▸ **What needs to be done**
Without including any images, reproduce each entry exactly.

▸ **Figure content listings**
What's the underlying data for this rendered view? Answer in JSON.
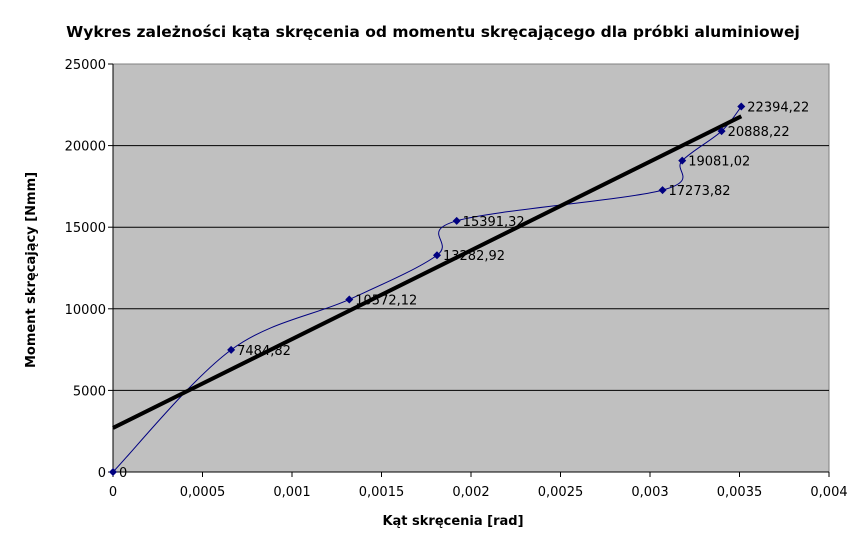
{
  "chart_data": {
    "type": "line",
    "title": "Wykres zależności kąta skręcenia od momentu skręcającego dla próbki aluminiowej",
    "xlabel": "Kąt skręcenia [rad]",
    "ylabel": "Moment skręcający [Nmm]",
    "xlim": [
      0,
      0.004
    ],
    "ylim": [
      0,
      25000
    ],
    "xticks": [
      "0",
      "0,0005",
      "0,001",
      "0,0015",
      "0,002",
      "0,0025",
      "0,003",
      "0,0035",
      "0,004"
    ],
    "yticks": [
      "0",
      "5000",
      "10000",
      "15000",
      "20000",
      "25000"
    ],
    "grid": "horizontal",
    "plot_background": "#c0c0c0",
    "series": [
      {
        "color": "#000080",
        "smoothed": true,
        "marker": "diamond",
        "x": [
          0,
          0.00066,
          0.00132,
          0.00181,
          0.00192,
          0.00307,
          0.00318,
          0.0034,
          0.00351
        ],
        "values": [
          0,
          7484.82,
          10572.12,
          13282.92,
          15391.32,
          17273.82,
          19081.02,
          20888.22,
          22394.22
        ],
        "labels": [
          "0",
          "7484,82",
          "10572,12",
          "13282,92",
          "15391,32",
          "17273,82",
          "19081,02",
          "20888,22",
          "22394,22"
        ]
      }
    ],
    "trendline": {
      "type": "linear",
      "color": "#000000",
      "intercept": 2700,
      "slope": 5440000,
      "x_range": [
        0,
        0.00351
      ]
    }
  }
}
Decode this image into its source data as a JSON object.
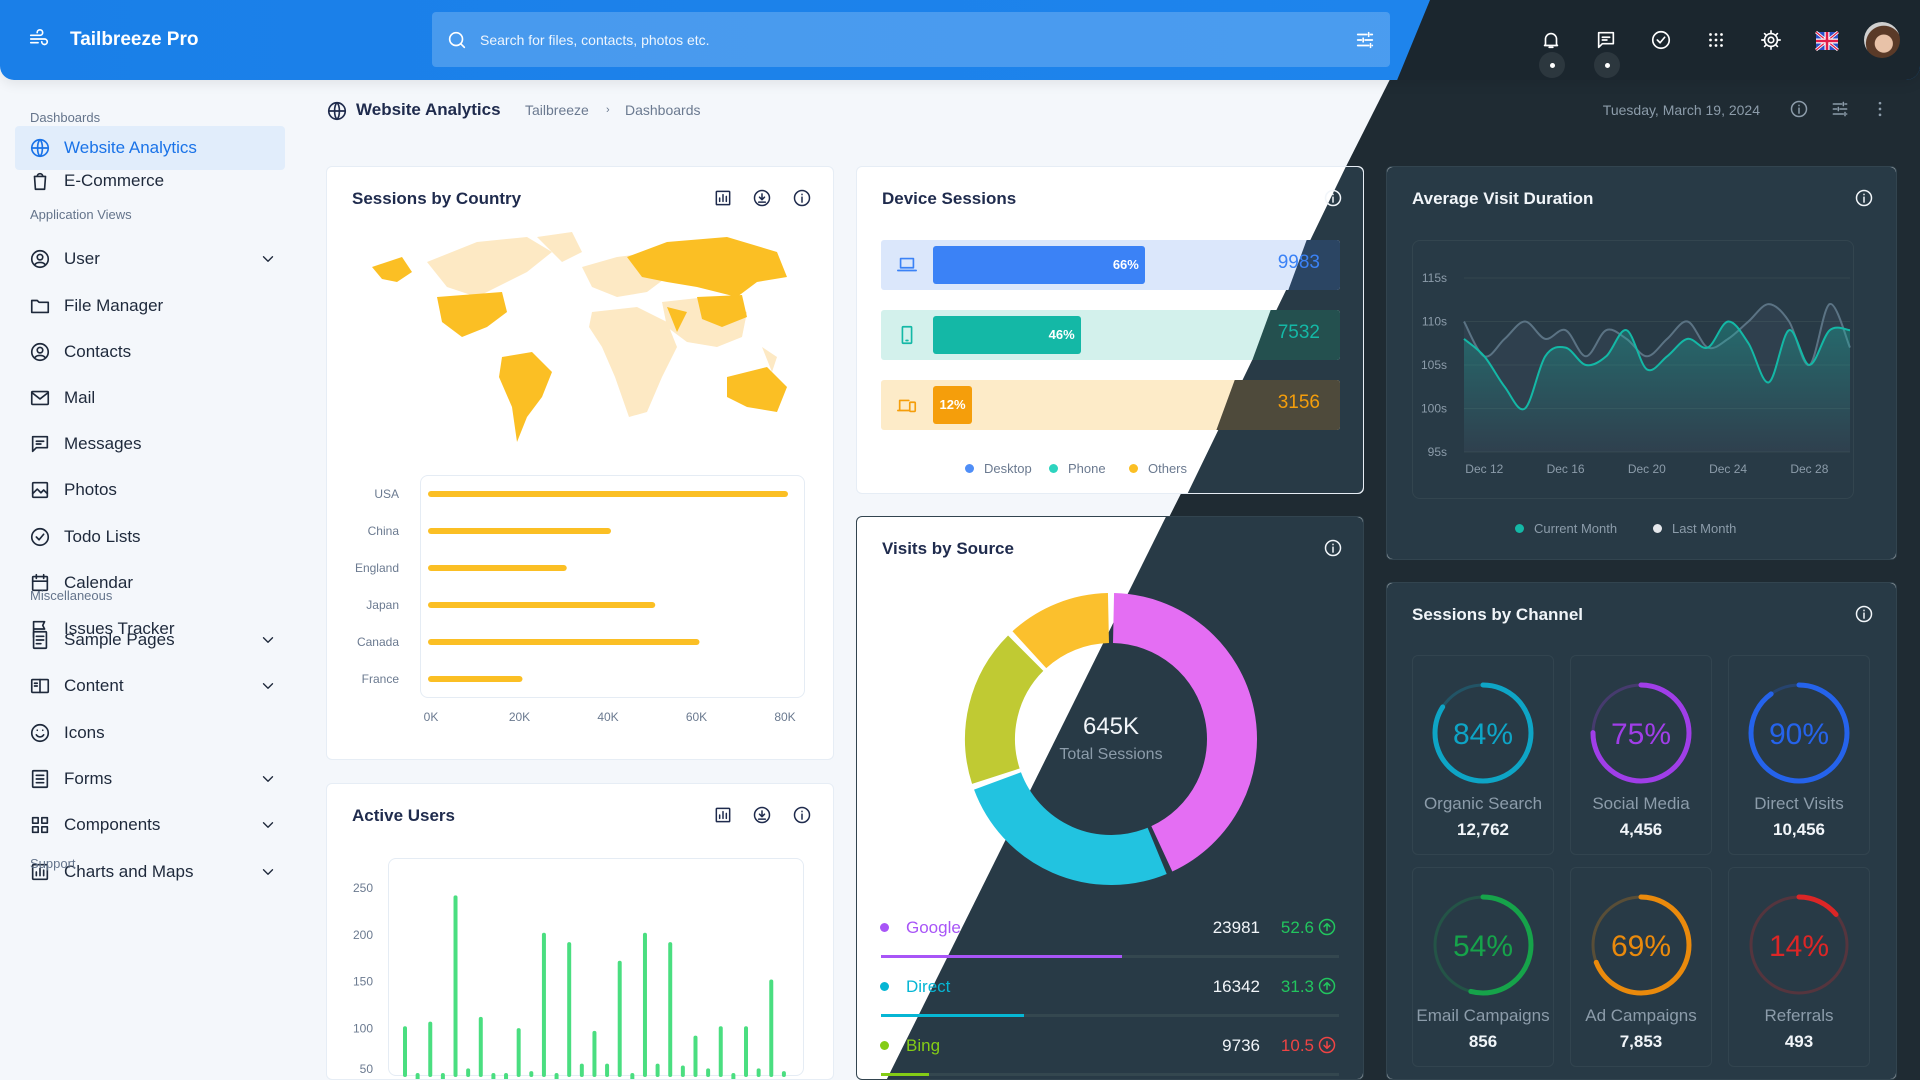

▸ **Answer to the exercise**
What's the underlying data for this rendered view? Answer in JSON.
{
  "chart_data": {
    "type": "line",
    "title": "Wykres zależności kąta skręcenia od momentu skręcającego dla próbki aluminiowej",
    "xlabel": "Kąt skręcenia [rad]",
    "ylabel": "Moment skręcający [Nmm]",
    "xlim": [
      0,
      0.004
    ],
    "ylim": [
      0,
      25000
    ],
    "xticks": [
      "0",
      "0,0005",
      "0,001",
      "0,0015",
      "0,002",
      "0,0025",
      "0,003",
      "0,0035",
      "0,004"
    ],
    "yticks": [
      "0",
      "5000",
      "10000",
      "15000",
      "20000",
      "25000"
    ],
    "grid": "horizontal",
    "plot_background": "#c0c0c0",
    "series": [
      {
        "color": "#000080",
        "smoothed": true,
        "marker": "diamond",
        "x": [
          0,
          0.00066,
          0.00132,
          0.00181,
          0.00192,
          0.00307,
          0.00318,
          0.0034,
          0.00351
        ],
        "values": [
          0,
          7484.82,
          10572.12,
          13282.92,
          15391.32,
          17273.82,
          19081.02,
          20888.22,
          22394.22
        ],
        "labels": [
          "0",
          "7484,82",
          "10572,12",
          "13282,92",
          "15391,32",
          "17273,82",
          "19081,02",
          "20888,22",
          "22394,22"
        ]
      }
    ],
    "trendline": {
      "type": "linear",
      "color": "#000000",
      "intercept": 2700,
      "slope": 5440000,
      "x_range": [
        0,
        0.00351
      ]
    }
  }
}
Decode this image into its source data as a JSON object.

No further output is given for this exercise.